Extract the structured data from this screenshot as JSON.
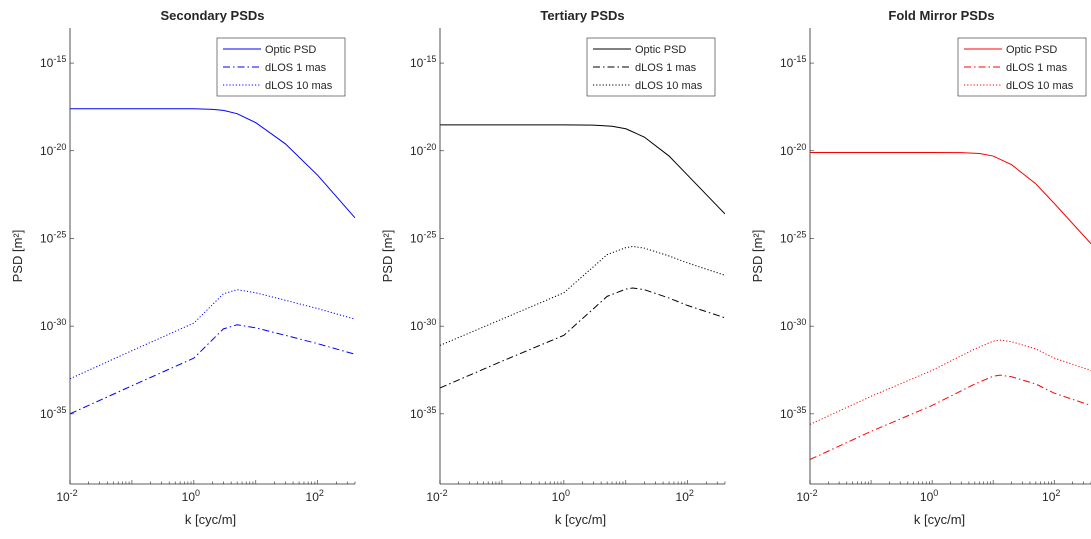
{
  "chart_data": [
    {
      "type": "line",
      "title": "Secondary PSDs",
      "xlabel": "k [cyc/m]",
      "ylabel": "PSD [m²]",
      "xscale": "log",
      "yscale": "log",
      "xlim": [
        0.01,
        400
      ],
      "ylim": [
        1e-39,
        1e-13
      ],
      "xticks": [
        {
          "label": "10",
          "exp": "-2"
        },
        {
          "label": "10",
          "exp": "0"
        },
        {
          "label": "10",
          "exp": "2"
        }
      ],
      "yticks": [
        {
          "label": "10",
          "exp": "-15"
        },
        {
          "label": "10",
          "exp": "-20"
        },
        {
          "label": "10",
          "exp": "-25"
        },
        {
          "label": "10",
          "exp": "-30"
        },
        {
          "label": "10",
          "exp": "-35"
        }
      ],
      "grid": false,
      "legend_position": "top-right",
      "color": "#0000ff",
      "series": [
        {
          "name": "Optic PSD",
          "style": "solid",
          "x": [
            0.01,
            1,
            2,
            3,
            5,
            10,
            30,
            100,
            400
          ],
          "y": [
            2.5e-18,
            2.5e-18,
            2.3e-18,
            2e-18,
            1.3e-18,
            4e-19,
            2.5e-20,
            4e-22,
            1.5e-24
          ]
        },
        {
          "name": "dLOS 1 mas",
          "style": "dashdot",
          "x": [
            0.01,
            0.1,
            1,
            3,
            5,
            10,
            30,
            100,
            400
          ],
          "y": [
            1e-35,
            4e-34,
            1.5e-32,
            7e-31,
            1.2e-30,
            8e-31,
            3e-31,
            1e-31,
            2.5e-32
          ]
        },
        {
          "name": "dLOS 10 mas",
          "style": "dotted",
          "x": [
            0.01,
            0.1,
            1,
            3,
            5,
            10,
            30,
            100,
            400
          ],
          "y": [
            1e-33,
            4e-32,
            1.5e-30,
            7e-29,
            1.2e-28,
            8e-29,
            3e-29,
            1e-29,
            2.5e-30
          ]
        }
      ]
    },
    {
      "type": "line",
      "title": "Tertiary PSDs",
      "xlabel": "k [cyc/m]",
      "ylabel": "PSD [m²]",
      "xscale": "log",
      "yscale": "log",
      "xlim": [
        0.01,
        400
      ],
      "ylim": [
        1e-39,
        1e-13
      ],
      "xticks": [
        {
          "label": "10",
          "exp": "-2"
        },
        {
          "label": "10",
          "exp": "0"
        },
        {
          "label": "10",
          "exp": "2"
        }
      ],
      "yticks": [
        {
          "label": "10",
          "exp": "-15"
        },
        {
          "label": "10",
          "exp": "-20"
        },
        {
          "label": "10",
          "exp": "-25"
        },
        {
          "label": "10",
          "exp": "-30"
        },
        {
          "label": "10",
          "exp": "-35"
        }
      ],
      "grid": false,
      "legend_position": "top-right",
      "color": "#000000",
      "series": [
        {
          "name": "Optic PSD",
          "style": "solid",
          "x": [
            0.01,
            1,
            3,
            6,
            10,
            20,
            50,
            100,
            400
          ],
          "y": [
            3e-19,
            3e-19,
            2.9e-19,
            2.5e-19,
            1.8e-19,
            6e-20,
            5e-21,
            4e-22,
            2.5e-24
          ]
        },
        {
          "name": "dLOS 1 mas",
          "style": "dashdot",
          "x": [
            0.01,
            0.1,
            1,
            5,
            10,
            13,
            20,
            50,
            100,
            400
          ],
          "y": [
            3e-34,
            1e-32,
            3e-31,
            5e-29,
            1.3e-28,
            1.5e-28,
            1.2e-28,
            4e-29,
            1.5e-29,
            3e-30
          ]
        },
        {
          "name": "dLOS 10 mas",
          "style": "dotted",
          "x": [
            0.01,
            0.1,
            1,
            5,
            10,
            13,
            20,
            50,
            100,
            400
          ],
          "y": [
            8e-32,
            2.5e-30,
            8e-29,
            1.2e-26,
            3e-26,
            3.5e-26,
            2.8e-26,
            1e-26,
            4e-27,
            8e-28
          ]
        }
      ]
    },
    {
      "type": "line",
      "title": "Fold Mirror PSDs",
      "xlabel": "k [cyc/m]",
      "ylabel": "PSD [m²]",
      "xscale": "log",
      "yscale": "log",
      "xlim": [
        0.01,
        400
      ],
      "ylim": [
        1e-39,
        1e-13
      ],
      "xticks": [
        {
          "label": "10",
          "exp": "-2"
        },
        {
          "label": "10",
          "exp": "0"
        },
        {
          "label": "10",
          "exp": "2"
        }
      ],
      "yticks": [
        {
          "label": "10",
          "exp": "-15"
        },
        {
          "label": "10",
          "exp": "-20"
        },
        {
          "label": "10",
          "exp": "-25"
        },
        {
          "label": "10",
          "exp": "-30"
        },
        {
          "label": "10",
          "exp": "-35"
        }
      ],
      "grid": false,
      "legend_position": "top-right",
      "color": "#ff0000",
      "series": [
        {
          "name": "Optic PSD",
          "style": "solid",
          "x": [
            0.01,
            1,
            3,
            6,
            10,
            20,
            50,
            100,
            400
          ],
          "y": [
            8e-21,
            8e-21,
            7.8e-21,
            7e-21,
            5e-21,
            1.6e-21,
            1.3e-22,
            1e-23,
            5e-26
          ]
        },
        {
          "name": "dLOS 1 mas",
          "style": "dashdot",
          "x": [
            0.01,
            0.1,
            1,
            5,
            10,
            13,
            20,
            50,
            100,
            400
          ],
          "y": [
            2.5e-38,
            1e-36,
            3e-35,
            5e-34,
            1.4e-33,
            1.6e-33,
            1.3e-33,
            5e-34,
            1.5e-34,
            3e-35
          ]
        },
        {
          "name": "dLOS 10 mas",
          "style": "dotted",
          "x": [
            0.01,
            0.1,
            1,
            5,
            10,
            13,
            20,
            50,
            100,
            400
          ],
          "y": [
            2.5e-36,
            1e-34,
            3e-33,
            5e-32,
            1.4e-31,
            1.6e-31,
            1.3e-31,
            5e-32,
            1.5e-32,
            3e-33
          ]
        }
      ]
    }
  ]
}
+ + + + +
REQUIRED TASK: Find the lines above that include the string "color" and copy them.

TASK RESULT:
      "color": "#0000ff",
      "color": "#000000",
      "color": "#ff0000",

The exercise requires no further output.